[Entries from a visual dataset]
======

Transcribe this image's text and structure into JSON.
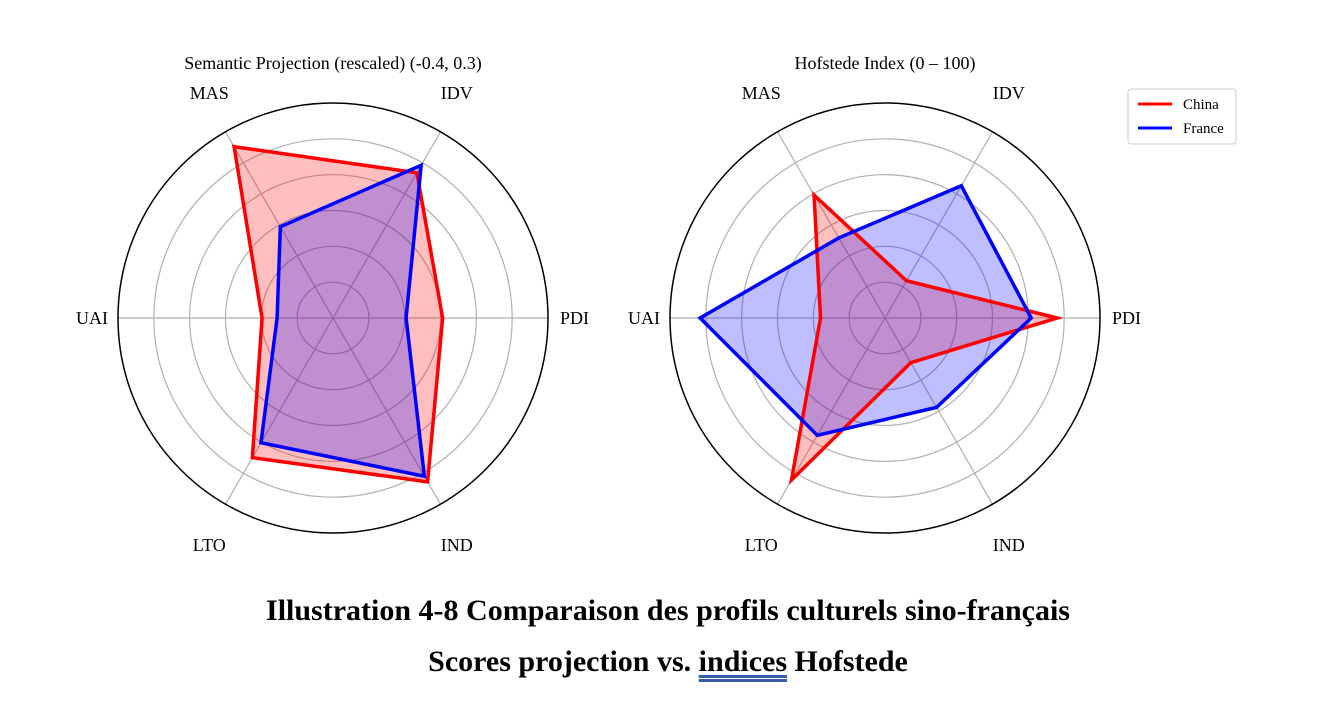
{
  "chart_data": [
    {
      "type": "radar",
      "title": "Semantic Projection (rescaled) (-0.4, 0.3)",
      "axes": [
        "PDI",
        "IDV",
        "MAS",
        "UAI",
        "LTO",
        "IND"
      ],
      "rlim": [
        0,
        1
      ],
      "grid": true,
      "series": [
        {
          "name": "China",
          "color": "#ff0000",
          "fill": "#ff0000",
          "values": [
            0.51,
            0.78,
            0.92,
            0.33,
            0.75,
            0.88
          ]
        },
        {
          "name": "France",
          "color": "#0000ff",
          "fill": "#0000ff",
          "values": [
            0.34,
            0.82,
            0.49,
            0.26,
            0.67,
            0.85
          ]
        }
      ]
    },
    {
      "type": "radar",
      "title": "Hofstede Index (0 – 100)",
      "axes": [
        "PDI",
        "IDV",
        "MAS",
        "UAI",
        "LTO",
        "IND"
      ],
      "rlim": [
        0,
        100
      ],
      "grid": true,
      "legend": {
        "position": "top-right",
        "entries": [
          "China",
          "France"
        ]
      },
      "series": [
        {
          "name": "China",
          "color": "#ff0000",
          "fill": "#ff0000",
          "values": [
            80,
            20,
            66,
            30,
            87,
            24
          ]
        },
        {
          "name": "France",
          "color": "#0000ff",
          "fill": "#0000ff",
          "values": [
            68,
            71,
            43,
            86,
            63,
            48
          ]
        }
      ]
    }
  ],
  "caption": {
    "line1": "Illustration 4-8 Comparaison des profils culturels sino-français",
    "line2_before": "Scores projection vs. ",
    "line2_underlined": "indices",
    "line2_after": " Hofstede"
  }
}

======

EXERCISE DESCRIPTION - All of the lines above should be printed exactly, minus the pictures.

RESULT -
Transcribe this image's text and structure into JSON.
{
  "chart_data": [
    {
      "type": "radar",
      "title": "Semantic Projection (rescaled) (-0.4, 0.3)",
      "axes": [
        "PDI",
        "IDV",
        "MAS",
        "UAI",
        "LTO",
        "IND"
      ],
      "rlim": [
        0,
        1
      ],
      "grid": true,
      "series": [
        {
          "name": "China",
          "color": "#ff0000",
          "fill": "#ff0000",
          "values": [
            0.51,
            0.78,
            0.92,
            0.33,
            0.75,
            0.88
          ]
        },
        {
          "name": "France",
          "color": "#0000ff",
          "fill": "#0000ff",
          "values": [
            0.34,
            0.82,
            0.49,
            0.26,
            0.67,
            0.85
          ]
        }
      ]
    },
    {
      "type": "radar",
      "title": "Hofstede Index (0 – 100)",
      "axes": [
        "PDI",
        "IDV",
        "MAS",
        "UAI",
        "LTO",
        "IND"
      ],
      "rlim": [
        0,
        100
      ],
      "grid": true,
      "legend": {
        "position": "top-right",
        "entries": [
          "China",
          "France"
        ]
      },
      "series": [
        {
          "name": "China",
          "color": "#ff0000",
          "fill": "#ff0000",
          "values": [
            80,
            20,
            66,
            30,
            87,
            24
          ]
        },
        {
          "name": "France",
          "color": "#0000ff",
          "fill": "#0000ff",
          "values": [
            68,
            71,
            43,
            86,
            63,
            48
          ]
        }
      ]
    }
  ],
  "caption": {
    "line1": "Illustration 4-8 Comparaison des profils culturels sino-français",
    "line2_before": "Scores projection vs. ",
    "line2_underlined": "indices",
    "line2_after": " Hofstede"
  }
}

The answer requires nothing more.